[Task objective]: With the pictures omitted, write out the entries that follow exactly as they stand.
»»
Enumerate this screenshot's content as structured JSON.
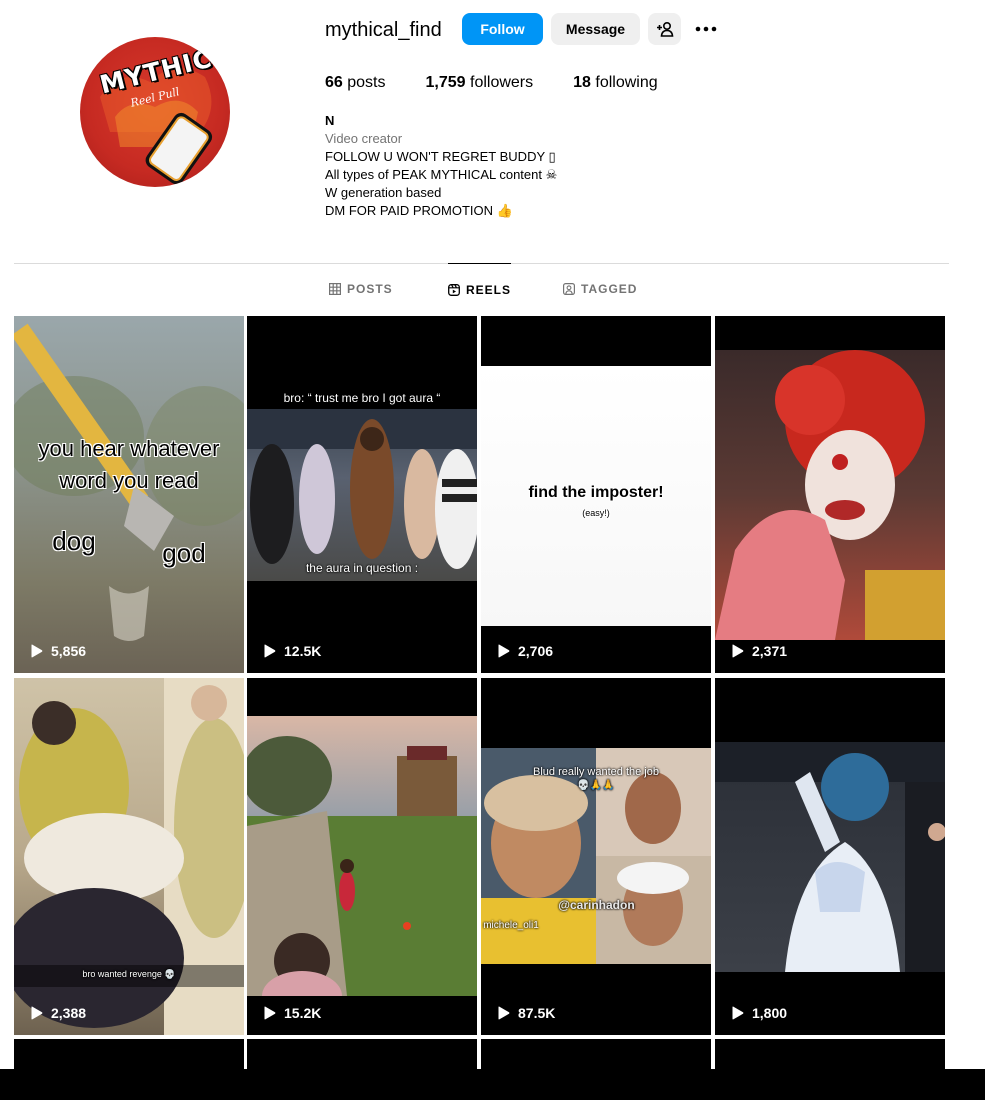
{
  "profile": {
    "username": "mythical_find",
    "avatar_text": "MYTHIC",
    "avatar_subtext": "Reel Pull",
    "follow_label": "Follow",
    "message_label": "Message",
    "stats": {
      "posts_count": "66",
      "posts_label": "posts",
      "followers_count": "1,759",
      "followers_label": "followers",
      "following_count": "18",
      "following_label": "following"
    },
    "bio": {
      "name": "N",
      "category": "Video creator",
      "line1": "FOLLOW U WON'T REGRET BUDDY ▯",
      "line2": "All types of PEAK MYTHICAL content ☠",
      "line3": "W generation based",
      "line4": "DM FOR PAID PROMOTION 👍"
    }
  },
  "tabs": [
    {
      "label": "POSTS",
      "icon": "grid-icon",
      "active": false
    },
    {
      "label": "REELS",
      "icon": "reels-icon",
      "active": true
    },
    {
      "label": "TAGGED",
      "icon": "tagged-icon",
      "active": false
    }
  ],
  "reels": [
    {
      "views": "5,856",
      "captions": [
        "you hear whatever",
        "word you read",
        "dog",
        "god"
      ]
    },
    {
      "views": "12.5K",
      "captions": [
        "bro: “ trust me bro I got aura “",
        "the aura in question :"
      ]
    },
    {
      "views": "2,706",
      "captions": [
        "find the imposter!",
        "(easy!)"
      ]
    },
    {
      "views": "2,371",
      "captions": []
    },
    {
      "views": "2,388",
      "captions": [
        "bro wanted revenge 💀"
      ]
    },
    {
      "views": "15.2K",
      "captions": []
    },
    {
      "views": "87.5K",
      "captions": [
        "Blud really wanted the job",
        "💀🙏🙏",
        "@carinhadon",
        "michele_oli1"
      ]
    },
    {
      "views": "1,800",
      "captions": []
    }
  ],
  "colors": {
    "accent": "#0095f6",
    "secondary_button": "#efefef",
    "muted_text": "#737373",
    "divider": "#dbdbdb"
  }
}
««
[Correct output]:
Enumerate this screenshot's content as structured JSON.
{
  "profile": {
    "username": "mythical_find",
    "avatar_text": "MYTHIC",
    "avatar_subtext": "Reel Pull",
    "follow_label": "Follow",
    "message_label": "Message",
    "stats": {
      "posts_count": "66",
      "posts_label": "posts",
      "followers_count": "1,759",
      "followers_label": "followers",
      "following_count": "18",
      "following_label": "following"
    },
    "bio": {
      "name": "N",
      "category": "Video creator",
      "line1": "FOLLOW U WON'T REGRET BUDDY ▯",
      "line2": "All types of PEAK MYTHICAL content ☠",
      "line3": "W generation based",
      "line4": "DM FOR PAID PROMOTION 👍"
    }
  },
  "tabs": [
    {
      "label": "POSTS",
      "icon": "grid-icon",
      "active": false
    },
    {
      "label": "REELS",
      "icon": "reels-icon",
      "active": true
    },
    {
      "label": "TAGGED",
      "icon": "tagged-icon",
      "active": false
    }
  ],
  "reels": [
    {
      "views": "5,856",
      "captions": [
        "you hear whatever",
        "word you read",
        "dog",
        "god"
      ]
    },
    {
      "views": "12.5K",
      "captions": [
        "bro: “ trust me bro I got aura “",
        "the aura in question :"
      ]
    },
    {
      "views": "2,706",
      "captions": [
        "find the imposter!",
        "(easy!)"
      ]
    },
    {
      "views": "2,371",
      "captions": []
    },
    {
      "views": "2,388",
      "captions": [
        "bro wanted revenge 💀"
      ]
    },
    {
      "views": "15.2K",
      "captions": []
    },
    {
      "views": "87.5K",
      "captions": [
        "Blud really wanted the job",
        "💀🙏🙏",
        "@carinhadon",
        "michele_oli1"
      ]
    },
    {
      "views": "1,800",
      "captions": []
    }
  ],
  "colors": {
    "accent": "#0095f6",
    "secondary_button": "#efefef",
    "muted_text": "#737373",
    "divider": "#dbdbdb"
  }
}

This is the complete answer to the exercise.